=== Records shown ===

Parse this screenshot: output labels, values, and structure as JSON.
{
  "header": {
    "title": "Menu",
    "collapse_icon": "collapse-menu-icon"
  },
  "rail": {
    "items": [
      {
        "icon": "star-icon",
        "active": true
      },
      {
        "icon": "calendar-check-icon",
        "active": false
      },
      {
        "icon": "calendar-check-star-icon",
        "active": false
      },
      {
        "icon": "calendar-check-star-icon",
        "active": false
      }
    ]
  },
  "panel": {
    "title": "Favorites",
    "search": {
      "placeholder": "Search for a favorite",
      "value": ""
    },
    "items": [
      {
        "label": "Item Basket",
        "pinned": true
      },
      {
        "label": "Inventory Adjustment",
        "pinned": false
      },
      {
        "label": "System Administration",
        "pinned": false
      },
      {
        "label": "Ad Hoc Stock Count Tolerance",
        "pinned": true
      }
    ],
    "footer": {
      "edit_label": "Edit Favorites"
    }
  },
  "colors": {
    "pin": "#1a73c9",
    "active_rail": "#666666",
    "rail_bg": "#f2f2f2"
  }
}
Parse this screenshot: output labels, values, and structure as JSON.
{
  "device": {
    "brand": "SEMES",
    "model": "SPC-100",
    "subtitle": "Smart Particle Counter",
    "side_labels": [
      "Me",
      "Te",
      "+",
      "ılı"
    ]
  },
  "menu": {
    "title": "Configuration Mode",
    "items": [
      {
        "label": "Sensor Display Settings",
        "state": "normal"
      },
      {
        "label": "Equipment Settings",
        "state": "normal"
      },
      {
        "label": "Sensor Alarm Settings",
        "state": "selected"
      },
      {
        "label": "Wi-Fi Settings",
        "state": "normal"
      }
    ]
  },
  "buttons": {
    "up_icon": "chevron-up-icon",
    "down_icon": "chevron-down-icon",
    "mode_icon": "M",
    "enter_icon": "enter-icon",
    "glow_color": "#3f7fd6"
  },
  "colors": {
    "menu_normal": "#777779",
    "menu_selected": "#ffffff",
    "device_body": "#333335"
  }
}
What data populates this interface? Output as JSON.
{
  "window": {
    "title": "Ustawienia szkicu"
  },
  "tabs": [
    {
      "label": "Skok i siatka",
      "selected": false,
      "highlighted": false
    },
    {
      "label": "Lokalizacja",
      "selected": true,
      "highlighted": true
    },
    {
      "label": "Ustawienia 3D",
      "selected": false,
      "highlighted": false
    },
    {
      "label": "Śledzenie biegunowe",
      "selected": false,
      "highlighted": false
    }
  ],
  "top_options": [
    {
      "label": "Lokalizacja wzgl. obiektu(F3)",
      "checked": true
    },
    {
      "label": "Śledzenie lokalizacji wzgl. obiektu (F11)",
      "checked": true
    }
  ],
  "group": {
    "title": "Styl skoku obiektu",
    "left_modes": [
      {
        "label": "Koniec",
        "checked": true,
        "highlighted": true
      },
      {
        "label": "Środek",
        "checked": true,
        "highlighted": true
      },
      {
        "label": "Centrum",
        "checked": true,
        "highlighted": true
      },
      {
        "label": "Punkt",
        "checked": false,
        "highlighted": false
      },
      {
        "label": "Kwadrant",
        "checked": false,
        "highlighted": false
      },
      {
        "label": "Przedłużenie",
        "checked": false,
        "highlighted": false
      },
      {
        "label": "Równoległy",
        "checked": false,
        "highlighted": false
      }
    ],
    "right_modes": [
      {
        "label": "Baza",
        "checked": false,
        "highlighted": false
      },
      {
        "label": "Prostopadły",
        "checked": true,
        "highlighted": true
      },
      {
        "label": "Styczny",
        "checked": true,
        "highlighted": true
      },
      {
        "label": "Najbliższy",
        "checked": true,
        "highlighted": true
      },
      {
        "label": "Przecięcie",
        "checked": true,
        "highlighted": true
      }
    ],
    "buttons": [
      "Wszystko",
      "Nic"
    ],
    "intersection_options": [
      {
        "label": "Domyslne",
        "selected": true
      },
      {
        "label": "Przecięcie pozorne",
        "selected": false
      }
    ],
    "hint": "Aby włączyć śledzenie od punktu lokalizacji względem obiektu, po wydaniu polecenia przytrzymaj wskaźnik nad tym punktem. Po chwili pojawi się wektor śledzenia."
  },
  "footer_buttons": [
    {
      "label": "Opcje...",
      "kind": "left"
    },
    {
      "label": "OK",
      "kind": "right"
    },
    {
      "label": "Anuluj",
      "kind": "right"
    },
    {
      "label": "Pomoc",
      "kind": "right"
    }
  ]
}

===

Your task:
Repeat every line of the material exactly as given.

Task solution:
Parse this screenshot: output labels, values, and structure as JSON.
{
  "header": {
    "title": "Menu",
    "collapse_icon": "collapse-menu-icon"
  },
  "rail": {
    "items": [
      {
        "icon": "star-icon",
        "active": true
      },
      {
        "icon": "calendar-check-icon",
        "active": false
      },
      {
        "icon": "calendar-check-star-icon",
        "active": false
      },
      {
        "icon": "calendar-check-star-icon",
        "active": false
      }
    ]
  },
  "panel": {
    "title": "Favorites",
    "search": {
      "placeholder": "Search for a favorite",
      "value": ""
    },
    "items": [
      {
        "label": "Item Basket",
        "pinned": true
      },
      {
        "label": "Inventory Adjustment",
        "pinned": false
      },
      {
        "label": "System Administration",
        "pinned": false
      },
      {
        "label": "Ad Hoc Stock Count Tolerance",
        "pinned": true
      }
    ],
    "footer": {
      "edit_label": "Edit Favorites"
    }
  },
  "colors": {
    "pin": "#1a73c9",
    "active_rail": "#666666",
    "rail_bg": "#f2f2f2"
  }
}
Parse this screenshot: output labels, values, and structure as JSON.
{
  "device": {
    "brand": "SEMES",
    "model": "SPC-100",
    "subtitle": "Smart Particle Counter",
    "side_labels": [
      "Me",
      "Te",
      "+",
      "ılı"
    ]
  },
  "menu": {
    "title": "Configuration Mode",
    "items": [
      {
        "label": "Sensor Display Settings",
        "state": "normal"
      },
      {
        "label": "Equipment Settings",
        "state": "normal"
      },
      {
        "label": "Sensor Alarm Settings",
        "state": "selected"
      },
      {
        "label": "Wi-Fi Settings",
        "state": "normal"
      }
    ]
  },
  "buttons": {
    "up_icon": "chevron-up-icon",
    "down_icon": "chevron-down-icon",
    "mode_icon": "M",
    "enter_icon": "enter-icon",
    "glow_color": "#3f7fd6"
  },
  "colors": {
    "menu_normal": "#777779",
    "menu_selected": "#ffffff",
    "device_body": "#333335"
  }
}
What data populates this interface? Output as JSON.
{
  "window": {
    "title": "Ustawienia szkicu"
  },
  "tabs": [
    {
      "label": "Skok i siatka",
      "selected": false,
      "highlighted": false
    },
    {
      "label": "Lokalizacja",
      "selected": true,
      "highlighted": true
    },
    {
      "label": "Ustawienia 3D",
      "selected": false,
      "highlighted": false
    },
    {
      "label": "Śledzenie biegunowe",
      "selected": false,
      "highlighted": false
    }
  ],
  "top_options": [
    {
      "label": "Lokalizacja wzgl. obiektu(F3)",
      "checked": true
    },
    {
      "label": "Śledzenie lokalizacji wzgl. obiektu (F11)",
      "checked": true
    }
  ],
  "group": {
    "title": "Styl skoku obiektu",
    "left_modes": [
      {
        "label": "Koniec",
        "checked": true,
        "highlighted": true
      },
      {
        "label": "Środek",
        "checked": true,
        "highlighted": true
      },
      {
        "label": "Centrum",
        "checked": true,
        "highlighted": true
      },
      {
        "label": "Punkt",
        "checked": false,
        "highlighted": false
      },
      {
        "label": "Kwadrant",
        "checked": false,
        "highlighted": false
      },
      {
        "label": "Przedłużenie",
        "checked": false,
        "highlighted": false
      },
      {
        "label": "Równoległy",
        "checked": false,
        "highlighted": false
      }
    ],
    "right_modes": [
      {
        "label": "Baza",
        "checked": false,
        "highlighted": false
      },
      {
        "label": "Prostopadły",
        "checked": true,
        "highlighted": true
      },
      {
        "label": "Styczny",
        "checked": true,
        "highlighted": true
      },
      {
        "label": "Najbliższy",
        "checked": true,
        "highlighted": true
      },
      {
        "label": "Przecięcie",
        "checked": true,
        "highlighted": true
      }
    ],
    "buttons": [
      "Wszystko",
      "Nic"
    ],
    "intersection_options": [
      {
        "label": "Domyslne",
        "selected": true
      },
      {
        "label": "Przecięcie pozorne",
        "selected": false
      }
    ],
    "hint": "Aby włączyć śledzenie od punktu lokalizacji względem obiektu, po wydaniu polecenia przytrzymaj wskaźnik nad tym punktem. Po chwili pojawi się wektor śledzenia."
  },
  "footer_buttons": [
    {
      "label": "Opcje...",
      "kind": "left"
    },
    {
      "label": "OK",
      "kind": "right"
    },
    {
      "label": "Anuluj",
      "kind": "right"
    },
    {
      "label": "Pomoc",
      "kind": "right"
    }
  ]
}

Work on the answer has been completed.